• [OBJECTIVE]
Go through the listing below and list every line with "waveform".

[Dataset items]
◇ ◇ ◇ ◇

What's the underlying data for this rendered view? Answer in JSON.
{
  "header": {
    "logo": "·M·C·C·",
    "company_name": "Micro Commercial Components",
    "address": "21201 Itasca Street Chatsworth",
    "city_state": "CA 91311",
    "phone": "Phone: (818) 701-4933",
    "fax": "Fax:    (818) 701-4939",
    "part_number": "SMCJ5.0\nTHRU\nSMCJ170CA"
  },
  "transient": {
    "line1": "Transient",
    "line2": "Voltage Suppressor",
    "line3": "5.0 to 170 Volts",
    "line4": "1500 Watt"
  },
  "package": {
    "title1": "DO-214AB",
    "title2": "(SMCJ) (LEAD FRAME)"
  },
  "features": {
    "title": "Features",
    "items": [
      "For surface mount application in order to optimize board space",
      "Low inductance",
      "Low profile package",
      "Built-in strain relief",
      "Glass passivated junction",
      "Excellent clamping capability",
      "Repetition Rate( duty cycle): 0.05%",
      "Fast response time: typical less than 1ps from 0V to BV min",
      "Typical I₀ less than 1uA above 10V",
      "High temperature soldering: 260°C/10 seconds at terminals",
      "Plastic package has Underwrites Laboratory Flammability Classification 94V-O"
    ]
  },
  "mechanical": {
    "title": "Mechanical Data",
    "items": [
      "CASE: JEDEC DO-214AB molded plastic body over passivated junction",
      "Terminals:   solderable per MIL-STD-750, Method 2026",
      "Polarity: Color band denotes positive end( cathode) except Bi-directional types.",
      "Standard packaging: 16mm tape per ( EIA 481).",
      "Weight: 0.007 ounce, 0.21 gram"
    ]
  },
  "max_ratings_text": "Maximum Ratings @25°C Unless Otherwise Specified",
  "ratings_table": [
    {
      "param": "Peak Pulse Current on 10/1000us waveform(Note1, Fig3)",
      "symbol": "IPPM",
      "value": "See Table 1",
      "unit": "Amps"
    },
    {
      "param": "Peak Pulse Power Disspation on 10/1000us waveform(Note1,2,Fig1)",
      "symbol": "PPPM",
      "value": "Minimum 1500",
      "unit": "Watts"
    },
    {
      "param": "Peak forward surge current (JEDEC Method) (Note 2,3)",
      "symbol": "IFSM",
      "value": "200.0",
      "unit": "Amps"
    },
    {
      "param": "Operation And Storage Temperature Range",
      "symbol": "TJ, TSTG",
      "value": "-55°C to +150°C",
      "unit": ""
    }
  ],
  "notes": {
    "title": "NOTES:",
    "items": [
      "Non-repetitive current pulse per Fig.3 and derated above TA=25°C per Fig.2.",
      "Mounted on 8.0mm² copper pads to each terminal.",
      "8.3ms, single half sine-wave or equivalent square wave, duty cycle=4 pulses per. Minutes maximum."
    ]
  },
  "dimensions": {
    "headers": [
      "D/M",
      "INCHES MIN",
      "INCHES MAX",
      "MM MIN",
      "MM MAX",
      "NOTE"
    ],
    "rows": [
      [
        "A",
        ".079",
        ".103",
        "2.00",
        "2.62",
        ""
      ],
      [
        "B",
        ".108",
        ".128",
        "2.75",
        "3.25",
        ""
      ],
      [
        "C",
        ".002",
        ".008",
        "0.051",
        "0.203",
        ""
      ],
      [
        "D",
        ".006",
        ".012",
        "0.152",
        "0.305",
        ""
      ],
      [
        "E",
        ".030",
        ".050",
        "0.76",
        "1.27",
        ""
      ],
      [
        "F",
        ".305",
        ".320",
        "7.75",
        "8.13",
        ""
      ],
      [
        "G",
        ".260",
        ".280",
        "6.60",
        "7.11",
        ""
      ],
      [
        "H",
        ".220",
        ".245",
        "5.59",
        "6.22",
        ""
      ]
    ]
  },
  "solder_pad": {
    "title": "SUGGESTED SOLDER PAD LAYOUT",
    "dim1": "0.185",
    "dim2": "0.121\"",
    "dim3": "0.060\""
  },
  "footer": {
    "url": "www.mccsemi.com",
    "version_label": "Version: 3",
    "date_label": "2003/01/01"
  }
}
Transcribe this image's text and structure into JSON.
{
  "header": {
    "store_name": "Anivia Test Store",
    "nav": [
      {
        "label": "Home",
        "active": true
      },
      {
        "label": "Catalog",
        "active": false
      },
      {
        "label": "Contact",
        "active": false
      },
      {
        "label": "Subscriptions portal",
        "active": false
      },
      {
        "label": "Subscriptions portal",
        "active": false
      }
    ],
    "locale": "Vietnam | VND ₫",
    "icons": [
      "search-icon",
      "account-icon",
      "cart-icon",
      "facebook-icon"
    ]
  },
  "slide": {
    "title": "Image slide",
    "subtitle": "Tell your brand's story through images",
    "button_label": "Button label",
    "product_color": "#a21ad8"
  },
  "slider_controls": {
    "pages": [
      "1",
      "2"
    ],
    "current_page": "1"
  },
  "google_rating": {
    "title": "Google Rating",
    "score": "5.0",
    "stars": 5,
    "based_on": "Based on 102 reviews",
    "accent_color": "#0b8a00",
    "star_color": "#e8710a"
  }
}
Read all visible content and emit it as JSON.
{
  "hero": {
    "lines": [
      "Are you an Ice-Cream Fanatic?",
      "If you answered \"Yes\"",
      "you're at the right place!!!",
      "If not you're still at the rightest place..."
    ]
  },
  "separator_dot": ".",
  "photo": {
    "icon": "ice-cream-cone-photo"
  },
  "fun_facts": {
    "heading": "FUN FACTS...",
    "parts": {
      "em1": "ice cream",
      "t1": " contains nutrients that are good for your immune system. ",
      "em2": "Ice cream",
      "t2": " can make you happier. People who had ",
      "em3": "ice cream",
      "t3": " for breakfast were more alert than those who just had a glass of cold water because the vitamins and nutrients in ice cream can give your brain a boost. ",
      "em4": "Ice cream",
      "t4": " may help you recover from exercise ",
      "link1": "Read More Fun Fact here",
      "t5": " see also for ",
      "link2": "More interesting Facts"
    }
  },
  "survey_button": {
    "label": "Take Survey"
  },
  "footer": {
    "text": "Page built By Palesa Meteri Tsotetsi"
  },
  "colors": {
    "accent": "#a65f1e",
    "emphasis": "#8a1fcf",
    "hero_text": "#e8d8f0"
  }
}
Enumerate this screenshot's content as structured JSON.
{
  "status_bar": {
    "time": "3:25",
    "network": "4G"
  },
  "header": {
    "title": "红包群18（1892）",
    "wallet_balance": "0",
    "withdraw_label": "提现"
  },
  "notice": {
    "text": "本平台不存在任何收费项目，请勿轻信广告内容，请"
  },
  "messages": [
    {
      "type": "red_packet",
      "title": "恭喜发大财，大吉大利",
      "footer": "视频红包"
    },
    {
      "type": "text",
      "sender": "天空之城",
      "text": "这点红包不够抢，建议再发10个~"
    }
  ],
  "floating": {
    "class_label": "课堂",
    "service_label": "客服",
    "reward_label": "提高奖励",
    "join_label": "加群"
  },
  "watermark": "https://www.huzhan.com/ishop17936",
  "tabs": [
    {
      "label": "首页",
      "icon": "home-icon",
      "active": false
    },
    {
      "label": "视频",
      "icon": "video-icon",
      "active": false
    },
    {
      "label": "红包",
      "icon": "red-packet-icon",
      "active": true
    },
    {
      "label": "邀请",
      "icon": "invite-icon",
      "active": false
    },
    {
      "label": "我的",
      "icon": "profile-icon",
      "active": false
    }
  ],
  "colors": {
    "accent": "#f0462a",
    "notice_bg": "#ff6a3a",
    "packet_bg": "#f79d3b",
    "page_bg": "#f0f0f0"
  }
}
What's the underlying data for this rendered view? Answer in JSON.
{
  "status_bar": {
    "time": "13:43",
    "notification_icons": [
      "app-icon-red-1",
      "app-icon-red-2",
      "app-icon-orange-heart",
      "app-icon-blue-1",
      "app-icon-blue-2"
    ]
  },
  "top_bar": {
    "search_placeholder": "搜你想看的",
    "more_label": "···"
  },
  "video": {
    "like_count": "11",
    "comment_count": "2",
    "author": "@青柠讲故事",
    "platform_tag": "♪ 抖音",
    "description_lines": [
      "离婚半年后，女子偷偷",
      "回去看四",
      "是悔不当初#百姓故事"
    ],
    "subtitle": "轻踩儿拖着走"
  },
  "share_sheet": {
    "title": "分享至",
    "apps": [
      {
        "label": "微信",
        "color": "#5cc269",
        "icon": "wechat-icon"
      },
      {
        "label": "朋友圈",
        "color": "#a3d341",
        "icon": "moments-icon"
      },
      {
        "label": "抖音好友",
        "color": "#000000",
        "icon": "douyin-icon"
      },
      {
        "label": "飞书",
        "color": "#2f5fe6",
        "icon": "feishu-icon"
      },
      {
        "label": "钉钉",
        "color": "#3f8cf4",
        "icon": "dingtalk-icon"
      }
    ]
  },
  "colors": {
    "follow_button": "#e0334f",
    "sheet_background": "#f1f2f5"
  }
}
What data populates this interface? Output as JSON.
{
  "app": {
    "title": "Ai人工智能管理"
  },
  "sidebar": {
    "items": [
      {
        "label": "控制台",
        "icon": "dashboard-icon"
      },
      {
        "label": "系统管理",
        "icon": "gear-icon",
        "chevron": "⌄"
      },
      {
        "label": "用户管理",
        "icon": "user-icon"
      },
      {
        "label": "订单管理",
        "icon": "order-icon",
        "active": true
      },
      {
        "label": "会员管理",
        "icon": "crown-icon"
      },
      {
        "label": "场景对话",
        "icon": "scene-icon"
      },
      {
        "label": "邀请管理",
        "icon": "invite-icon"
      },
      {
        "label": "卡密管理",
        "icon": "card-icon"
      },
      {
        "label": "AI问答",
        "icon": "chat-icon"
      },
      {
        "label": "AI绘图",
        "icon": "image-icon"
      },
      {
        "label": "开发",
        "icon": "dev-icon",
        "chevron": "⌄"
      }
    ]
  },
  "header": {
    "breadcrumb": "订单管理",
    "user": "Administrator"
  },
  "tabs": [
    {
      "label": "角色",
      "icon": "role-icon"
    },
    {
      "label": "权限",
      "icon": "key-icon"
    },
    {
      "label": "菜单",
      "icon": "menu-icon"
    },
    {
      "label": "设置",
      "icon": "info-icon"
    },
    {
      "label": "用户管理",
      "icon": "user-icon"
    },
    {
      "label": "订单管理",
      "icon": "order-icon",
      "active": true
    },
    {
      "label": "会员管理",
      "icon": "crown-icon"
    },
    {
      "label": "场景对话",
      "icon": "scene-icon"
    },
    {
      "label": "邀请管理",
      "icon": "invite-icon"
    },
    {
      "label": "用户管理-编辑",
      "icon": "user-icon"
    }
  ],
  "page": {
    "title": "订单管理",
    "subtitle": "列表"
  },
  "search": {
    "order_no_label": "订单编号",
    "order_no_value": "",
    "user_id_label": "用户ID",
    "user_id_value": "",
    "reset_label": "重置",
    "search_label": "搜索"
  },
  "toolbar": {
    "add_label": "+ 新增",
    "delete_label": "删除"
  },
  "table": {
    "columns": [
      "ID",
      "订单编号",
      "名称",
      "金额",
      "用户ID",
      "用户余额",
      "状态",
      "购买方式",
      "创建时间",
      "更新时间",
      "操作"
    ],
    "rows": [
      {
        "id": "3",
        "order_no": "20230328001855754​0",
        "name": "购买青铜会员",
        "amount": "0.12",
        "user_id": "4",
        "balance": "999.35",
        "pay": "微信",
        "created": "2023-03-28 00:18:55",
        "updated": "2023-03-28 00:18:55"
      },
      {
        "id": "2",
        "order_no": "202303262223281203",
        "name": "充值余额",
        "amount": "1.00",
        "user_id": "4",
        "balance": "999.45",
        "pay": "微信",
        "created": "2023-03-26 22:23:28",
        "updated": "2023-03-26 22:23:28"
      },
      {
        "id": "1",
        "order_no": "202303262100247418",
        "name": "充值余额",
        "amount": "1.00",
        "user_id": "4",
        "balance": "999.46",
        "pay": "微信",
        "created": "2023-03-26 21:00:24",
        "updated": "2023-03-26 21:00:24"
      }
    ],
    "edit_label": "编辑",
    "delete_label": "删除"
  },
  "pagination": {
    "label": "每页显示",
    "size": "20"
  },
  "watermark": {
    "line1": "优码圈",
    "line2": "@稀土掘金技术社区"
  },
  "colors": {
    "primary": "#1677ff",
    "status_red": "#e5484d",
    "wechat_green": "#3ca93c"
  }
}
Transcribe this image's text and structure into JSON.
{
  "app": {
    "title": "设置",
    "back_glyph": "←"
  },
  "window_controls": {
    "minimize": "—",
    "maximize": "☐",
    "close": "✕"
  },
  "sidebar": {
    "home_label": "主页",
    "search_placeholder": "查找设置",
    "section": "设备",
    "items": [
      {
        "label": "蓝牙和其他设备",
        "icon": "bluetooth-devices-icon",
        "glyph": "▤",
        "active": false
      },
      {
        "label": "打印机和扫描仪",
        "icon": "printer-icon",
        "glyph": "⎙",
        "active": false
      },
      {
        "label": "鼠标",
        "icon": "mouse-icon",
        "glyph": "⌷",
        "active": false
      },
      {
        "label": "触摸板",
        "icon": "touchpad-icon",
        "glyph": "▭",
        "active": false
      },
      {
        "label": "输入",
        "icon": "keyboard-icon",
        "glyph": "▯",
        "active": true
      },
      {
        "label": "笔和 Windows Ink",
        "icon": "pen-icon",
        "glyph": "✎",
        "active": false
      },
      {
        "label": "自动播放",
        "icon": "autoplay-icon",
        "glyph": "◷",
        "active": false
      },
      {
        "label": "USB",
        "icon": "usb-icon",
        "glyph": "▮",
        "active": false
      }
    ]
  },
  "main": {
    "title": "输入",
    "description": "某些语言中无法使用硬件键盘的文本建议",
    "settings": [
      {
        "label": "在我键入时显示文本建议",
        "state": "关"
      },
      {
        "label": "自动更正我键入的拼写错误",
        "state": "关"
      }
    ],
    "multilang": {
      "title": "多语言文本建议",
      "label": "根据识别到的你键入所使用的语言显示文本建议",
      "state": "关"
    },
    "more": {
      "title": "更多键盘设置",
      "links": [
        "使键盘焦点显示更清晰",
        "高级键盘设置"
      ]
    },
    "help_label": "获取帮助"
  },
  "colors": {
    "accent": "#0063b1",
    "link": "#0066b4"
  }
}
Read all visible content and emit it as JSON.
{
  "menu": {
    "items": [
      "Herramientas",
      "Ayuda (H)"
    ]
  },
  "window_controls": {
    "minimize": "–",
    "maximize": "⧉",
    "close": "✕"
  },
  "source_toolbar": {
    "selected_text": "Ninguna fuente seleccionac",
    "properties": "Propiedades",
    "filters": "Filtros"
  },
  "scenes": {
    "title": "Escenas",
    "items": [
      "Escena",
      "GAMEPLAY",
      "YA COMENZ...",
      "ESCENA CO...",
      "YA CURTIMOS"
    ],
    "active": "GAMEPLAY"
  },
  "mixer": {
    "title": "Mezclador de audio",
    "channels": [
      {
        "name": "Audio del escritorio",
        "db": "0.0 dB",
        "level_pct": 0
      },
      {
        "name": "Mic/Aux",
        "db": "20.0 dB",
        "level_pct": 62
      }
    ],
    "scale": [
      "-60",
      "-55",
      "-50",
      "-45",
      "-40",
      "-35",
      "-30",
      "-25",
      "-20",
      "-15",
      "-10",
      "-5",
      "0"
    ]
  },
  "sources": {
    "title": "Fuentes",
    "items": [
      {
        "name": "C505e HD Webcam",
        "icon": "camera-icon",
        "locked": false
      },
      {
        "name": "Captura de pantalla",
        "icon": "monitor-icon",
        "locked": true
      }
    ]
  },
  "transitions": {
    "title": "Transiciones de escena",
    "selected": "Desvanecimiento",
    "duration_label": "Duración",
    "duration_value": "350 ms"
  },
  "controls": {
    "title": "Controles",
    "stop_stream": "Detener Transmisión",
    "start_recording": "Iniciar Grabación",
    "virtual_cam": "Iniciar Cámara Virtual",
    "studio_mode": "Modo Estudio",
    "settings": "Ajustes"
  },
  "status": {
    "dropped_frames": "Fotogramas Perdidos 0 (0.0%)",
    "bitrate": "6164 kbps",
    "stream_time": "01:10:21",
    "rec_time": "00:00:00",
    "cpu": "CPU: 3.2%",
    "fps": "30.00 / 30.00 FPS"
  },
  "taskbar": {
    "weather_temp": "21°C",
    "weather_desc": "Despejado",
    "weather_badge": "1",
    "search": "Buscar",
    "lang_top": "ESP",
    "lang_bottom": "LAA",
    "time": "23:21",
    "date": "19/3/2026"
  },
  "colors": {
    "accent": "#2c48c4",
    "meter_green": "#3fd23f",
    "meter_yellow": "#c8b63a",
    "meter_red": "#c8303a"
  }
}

◇ ◇ ◇ ◇

• [IN RESPONSE]
      "param": "Peak Pulse Current on 10/1000us waveform(Note1, Fig3)",
      "param": "Peak Pulse Power Disspation on 10/1000us waveform(Note1,2,Fig1)",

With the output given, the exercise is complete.